Look through the data below and report how many lines include "rarr". Only the number should be given.
* start LISTING *
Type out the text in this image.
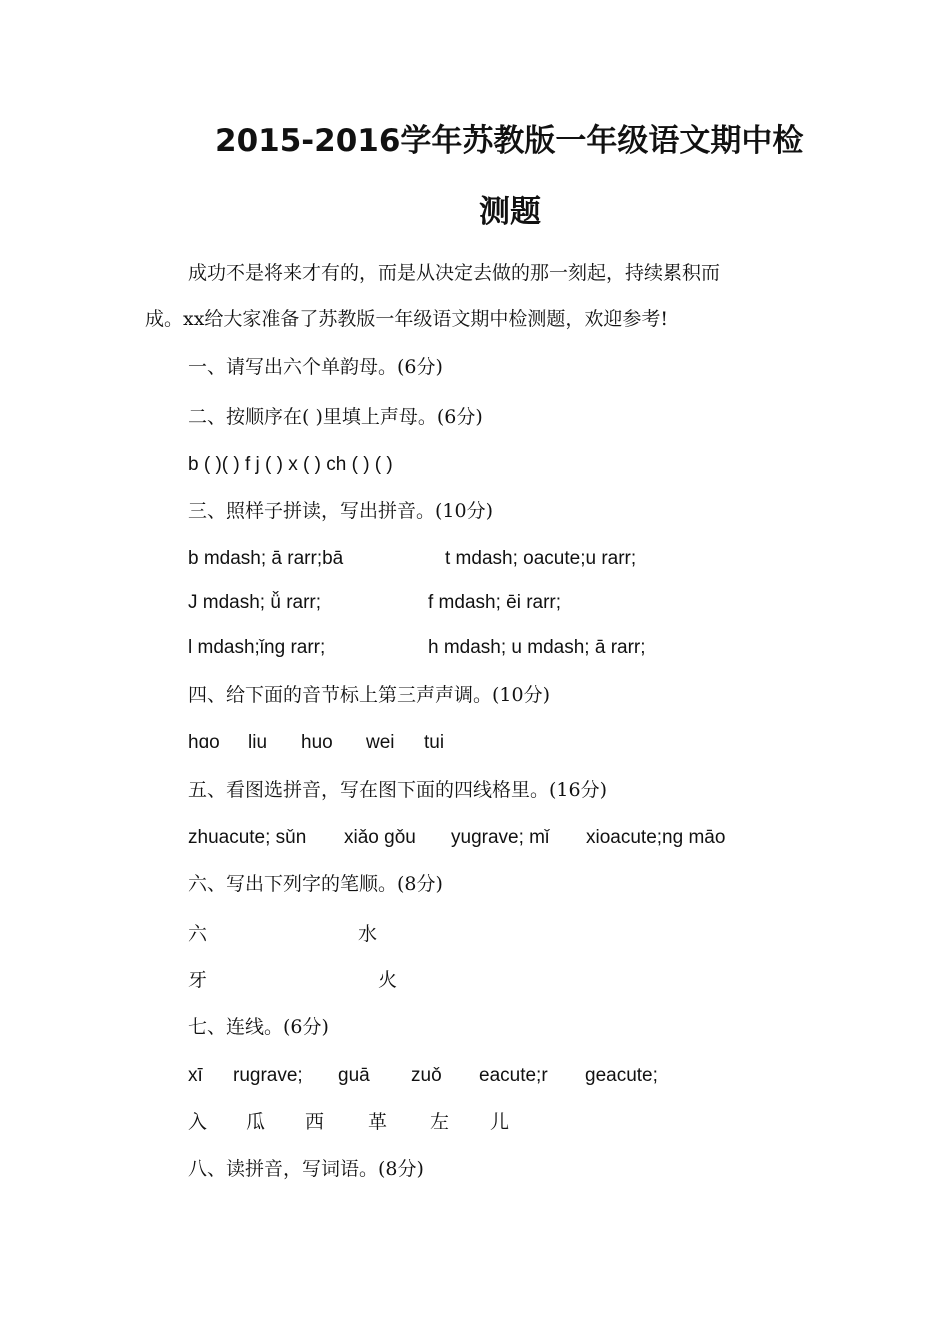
2015-2016学年苏教版一年级语文期中检
测题
成功不是将来才有的，而是从决定去做的那一刻起，持续累积而
成。xx给大家准备了苏教版一年级语文期中检测题，欢迎参考!
一、请写出六个单韵母。(6分)
二、按顺序在( )里填上声母。(6分)
b ( )( ) f j ( ) x ( ) ch ( ) ( )
三、照样子拼读，写出拼音。(10分)
b mdash; ā rarr;bā	t mdash; oacute;u rarr;
J mdash; ǚ rarr;	f mdash; ēi rarr;
l mdash;ǐng rarr;	h mdash; u mdash; ā rarr;
四、给下面的音节标上第三声声调。(10分)
hɑo liu huo wei tui
五、看图选拼音，写在图下面的四线格里。(16分)
zhuacute; sǔn xiǎo gǒu yugrave; mǐ xioacute;ng māo
六、写出下列字的笔顺。(8分)
六	水
牙	火
七、连线。(6分)
xī rugrave; guā zuǒ eacute;r geacute;
入 瓜 西 革 左 儿
八、读拼音，写词语。(8分)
* end LISTING *
## [SOLUTION FOR THIS EXERCISE]
3